What is expected: From the line containing "Extract all readable text from this page." to the end of the data, retype every line exactly and nothing else. Drop the pictures.

[START Data supplied]

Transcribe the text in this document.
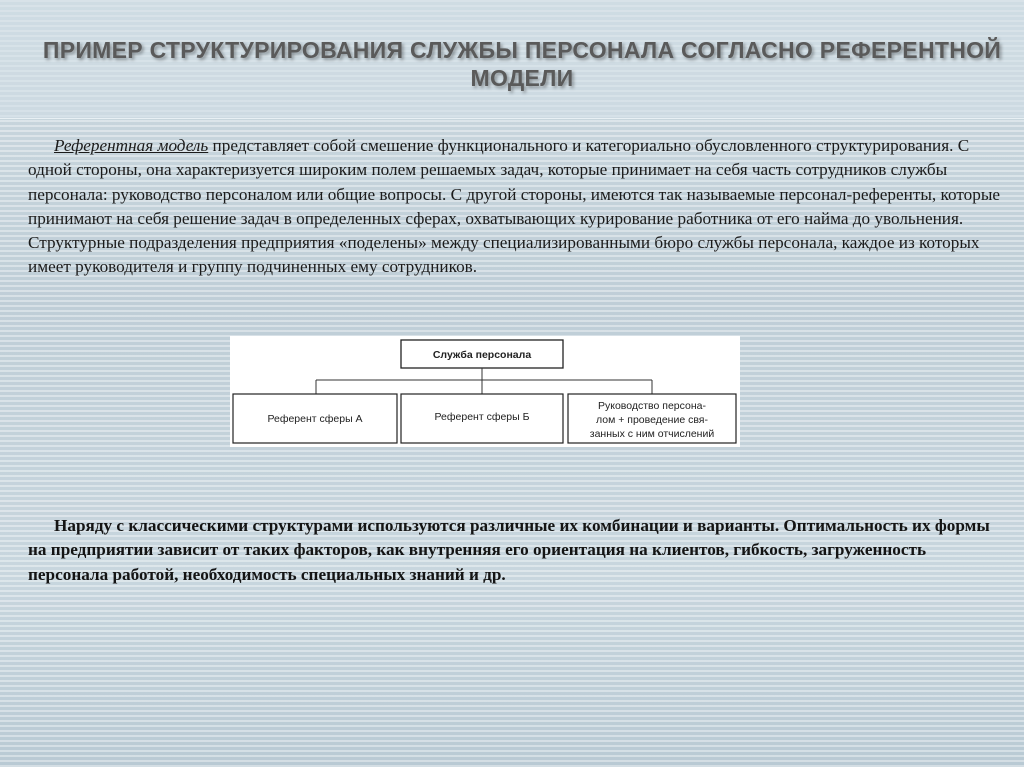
ПРИМЕР СТРУКТУРИРОВАНИЯ СЛУЖБЫ ПЕРСОНАЛА СОГЛАСНО РЕФЕРЕНТНОЙ
МОДЕЛИ
Референтная модель представляет собой смешение функционального и категориально обусловленного структурирования. С одной стороны, она характеризуется широким полем решаемых задач, которые принимает на себя часть сотрудников службы персонала: руководство персоналом или общие вопросы. С другой стороны, имеются так называемые персонал-референты, которые принимают на себя решение задач в определенных сферах, охватывающих курирование работника от его найма до увольнения. Структурные подразделения предприятия «поделены» между специализированными бюро службы персонала, каждое из которых имеет руководителя и группу подчиненных ему сотрудников.
Служба персонала
Референт сферы А	Референт сферы Б
Руководство персона-
лом + проведение свя-
занных с ним отчислений
Наряду с классическими структурами используются различные их комбинации и варианты. Оптимальность их формы на предприятии зависит от таких факторов, как внутренняя его ориентация на клиентов, гибкость, загруженность персонала работой, необходимость специальных знаний и др.
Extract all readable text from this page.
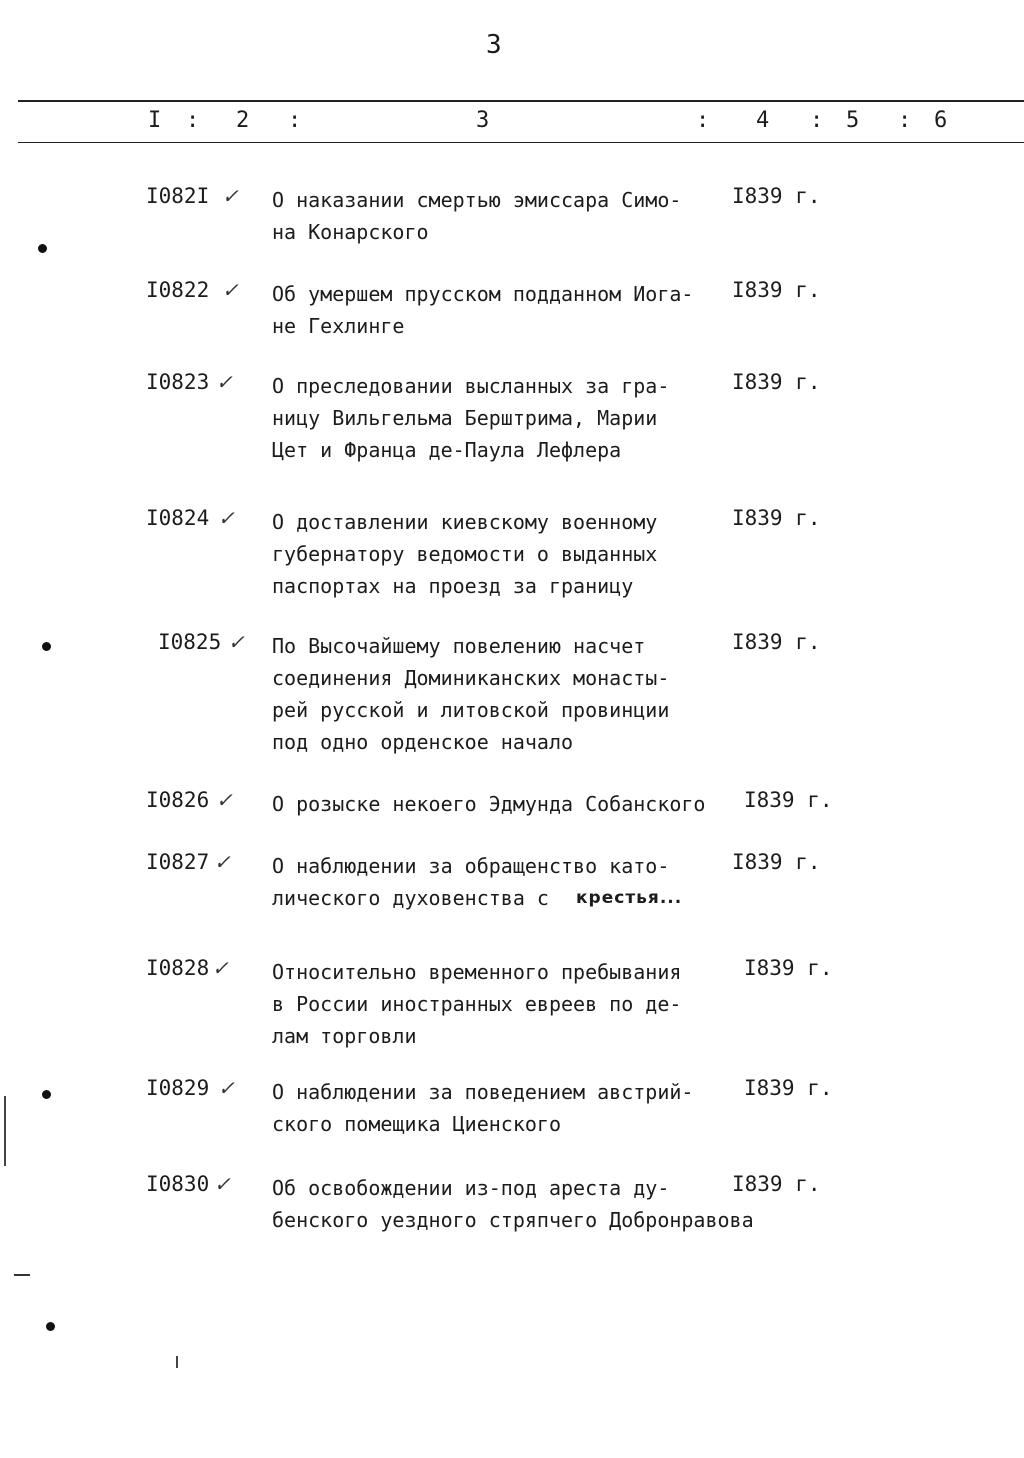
3
I : 2 :	3	: 4 : 5 : 6
I082I ✓ О наказании смертью эмиссара Симо-
на Конарского
I839 г.
I0822 ✓ Об умершем прусском подданном Иога-
не Гехлинге
I839 г.
I0823 ✓ О преследовании высланных за гра-
ницу Вильгельма Берштрима, Марии
Цет и Франца де-Паула Лефлера
I839 г.
I0824 ✓ О доставлении киевскому военному
губернатору ведомости о выданных
паспортах на проезд за границу
I839 г.
I0825 ✓ По Высочайшему повелению насчет
соединения Доминиканских монасты-
рей русской и литовской провинции
под одно орденское начало
I839 г.
I0826 ✓ О розыске некоего Эдмунда Собанского I839 г.
I0827 ✓ О наблюдении за обращенство като-
лического духовенства с	крестья...
I839 г.
I0828 ✓ Относительно временного пребывания
в России иностранных евреев по де-
лам торговли
I839 г.
I0829 ✓ О наблюдении за поведением австрий-
ского помещика Циенского
I839 г.
I0830 ✓ Об освобождении из-под ареста ду-
бенского уездного стряпчего Добронравова
I839 г.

[END Data supplied]

Response to the exercise:
Extract all readable text from this page.
3
I : 2 :	3	: 4 : 5 : 6
I082I ✓ О наказании смертью эмиссара Симо-
на Конарского
I839 г.
I0822 ✓ Об умершем прусском подданном Иога-
не Гехлинге
I839 г.
I0823 ✓ О преследовании высланных за гра-
ницу Вильгельма Берштрима, Марии
Цет и Франца де-Паула Лефлера
I839 г.
I0824 ✓ О доставлении киевскому военному
губернатору ведомости о выданных
паспортах на проезд за границу
I839 г.
I0825 ✓ По Высочайшему повелению насчет
соединения Доминиканских монасты-
рей русской и литовской провинции
под одно орденское начало
I839 г.
I0826 ✓ О розыске некоего Эдмунда Собанского I839 г.
I0827 ✓ О наблюдении за обращенство като-
лического духовенства с	крестья...
I839 г.
I0828 ✓ Относительно временного пребывания
в России иностранных евреев по де-
лам торговли
I839 г.
I0829 ✓ О наблюдении за поведением австрий-
ского помещика Циенского
I839 г.
I0830 ✓ Об освобождении из-под ареста ду-
бенского уездного стряпчего Добронравова
I839 г.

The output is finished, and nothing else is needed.